Short exercise:
The answer is one number: how many lines in the data below hold "faut".

Data supplied:
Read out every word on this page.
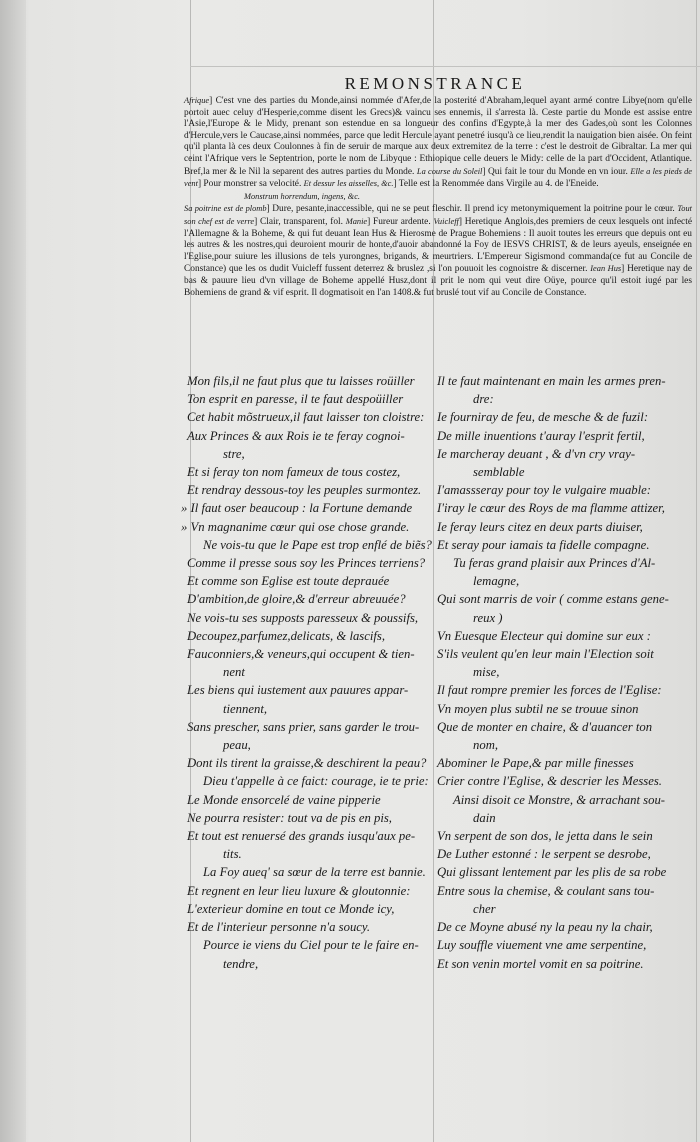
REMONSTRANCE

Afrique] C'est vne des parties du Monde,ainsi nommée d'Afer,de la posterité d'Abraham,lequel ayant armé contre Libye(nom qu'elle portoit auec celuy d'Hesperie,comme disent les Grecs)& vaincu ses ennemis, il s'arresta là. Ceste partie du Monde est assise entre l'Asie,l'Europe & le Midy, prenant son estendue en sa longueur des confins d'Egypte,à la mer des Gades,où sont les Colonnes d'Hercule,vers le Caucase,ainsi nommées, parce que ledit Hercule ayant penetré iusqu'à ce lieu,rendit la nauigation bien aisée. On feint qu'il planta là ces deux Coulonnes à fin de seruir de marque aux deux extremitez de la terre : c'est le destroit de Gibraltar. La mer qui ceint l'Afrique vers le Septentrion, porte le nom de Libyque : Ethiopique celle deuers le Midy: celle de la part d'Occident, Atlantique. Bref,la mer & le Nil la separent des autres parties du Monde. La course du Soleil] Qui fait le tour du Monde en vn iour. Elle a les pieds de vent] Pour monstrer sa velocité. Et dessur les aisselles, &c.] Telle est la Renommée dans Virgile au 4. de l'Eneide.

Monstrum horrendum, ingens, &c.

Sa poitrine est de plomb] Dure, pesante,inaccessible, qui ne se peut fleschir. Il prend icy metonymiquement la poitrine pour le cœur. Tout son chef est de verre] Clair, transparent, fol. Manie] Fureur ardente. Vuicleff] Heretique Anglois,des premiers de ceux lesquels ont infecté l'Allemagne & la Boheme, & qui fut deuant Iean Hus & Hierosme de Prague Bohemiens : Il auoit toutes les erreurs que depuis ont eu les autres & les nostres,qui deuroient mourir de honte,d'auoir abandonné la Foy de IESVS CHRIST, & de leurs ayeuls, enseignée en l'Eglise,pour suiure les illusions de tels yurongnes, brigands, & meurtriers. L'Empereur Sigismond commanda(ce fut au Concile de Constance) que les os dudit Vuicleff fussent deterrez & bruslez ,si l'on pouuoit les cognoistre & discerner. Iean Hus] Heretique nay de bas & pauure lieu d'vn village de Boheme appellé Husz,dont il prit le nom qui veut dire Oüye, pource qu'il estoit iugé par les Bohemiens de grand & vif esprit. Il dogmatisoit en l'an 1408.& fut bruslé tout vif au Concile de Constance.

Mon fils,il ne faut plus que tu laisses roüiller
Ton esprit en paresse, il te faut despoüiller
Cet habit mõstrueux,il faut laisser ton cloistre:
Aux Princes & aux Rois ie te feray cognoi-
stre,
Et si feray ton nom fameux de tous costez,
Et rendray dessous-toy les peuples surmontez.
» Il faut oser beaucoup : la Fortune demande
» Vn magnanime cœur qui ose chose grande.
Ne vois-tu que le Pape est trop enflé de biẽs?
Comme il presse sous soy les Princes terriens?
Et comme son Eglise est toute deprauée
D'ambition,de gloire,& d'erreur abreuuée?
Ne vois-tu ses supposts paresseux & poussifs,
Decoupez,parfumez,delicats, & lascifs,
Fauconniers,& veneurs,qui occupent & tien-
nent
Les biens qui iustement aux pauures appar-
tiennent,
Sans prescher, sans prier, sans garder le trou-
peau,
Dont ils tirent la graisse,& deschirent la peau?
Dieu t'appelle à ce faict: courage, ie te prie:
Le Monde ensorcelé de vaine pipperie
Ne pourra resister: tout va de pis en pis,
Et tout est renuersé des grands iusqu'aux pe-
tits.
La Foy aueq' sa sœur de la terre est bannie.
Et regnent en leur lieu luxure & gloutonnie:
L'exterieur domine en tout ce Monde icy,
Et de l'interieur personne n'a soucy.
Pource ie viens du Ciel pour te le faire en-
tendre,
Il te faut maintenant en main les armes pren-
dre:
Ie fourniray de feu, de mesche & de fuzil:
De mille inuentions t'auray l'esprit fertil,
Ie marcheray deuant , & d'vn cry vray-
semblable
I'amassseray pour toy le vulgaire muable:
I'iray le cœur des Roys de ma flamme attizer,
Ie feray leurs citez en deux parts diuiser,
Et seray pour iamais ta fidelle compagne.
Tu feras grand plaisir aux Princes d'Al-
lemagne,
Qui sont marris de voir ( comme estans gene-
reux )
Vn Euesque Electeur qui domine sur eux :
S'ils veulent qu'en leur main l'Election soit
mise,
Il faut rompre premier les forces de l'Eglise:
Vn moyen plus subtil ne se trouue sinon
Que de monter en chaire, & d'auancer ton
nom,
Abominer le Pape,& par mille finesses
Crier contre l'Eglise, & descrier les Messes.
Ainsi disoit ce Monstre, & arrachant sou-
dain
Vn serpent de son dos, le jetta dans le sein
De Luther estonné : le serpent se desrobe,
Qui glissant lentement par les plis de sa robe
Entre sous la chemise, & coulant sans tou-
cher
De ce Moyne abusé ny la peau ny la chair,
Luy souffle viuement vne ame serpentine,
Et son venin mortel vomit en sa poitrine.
...
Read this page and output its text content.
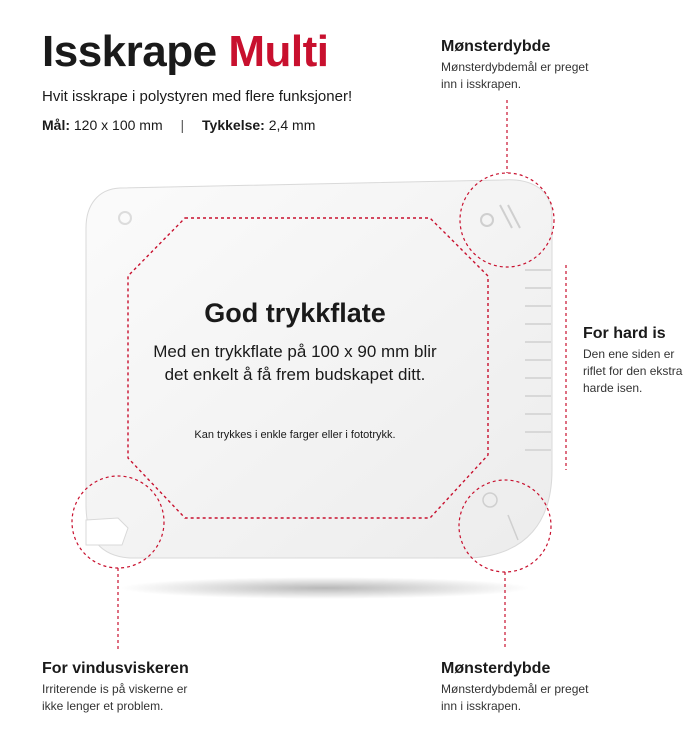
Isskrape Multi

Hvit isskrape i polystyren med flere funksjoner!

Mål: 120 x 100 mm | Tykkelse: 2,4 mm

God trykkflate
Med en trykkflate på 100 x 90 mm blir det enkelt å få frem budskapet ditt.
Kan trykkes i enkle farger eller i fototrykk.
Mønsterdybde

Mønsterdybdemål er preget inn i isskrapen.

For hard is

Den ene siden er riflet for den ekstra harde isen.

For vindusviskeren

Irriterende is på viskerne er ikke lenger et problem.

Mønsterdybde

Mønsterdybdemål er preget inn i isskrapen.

Solution to this problem:
6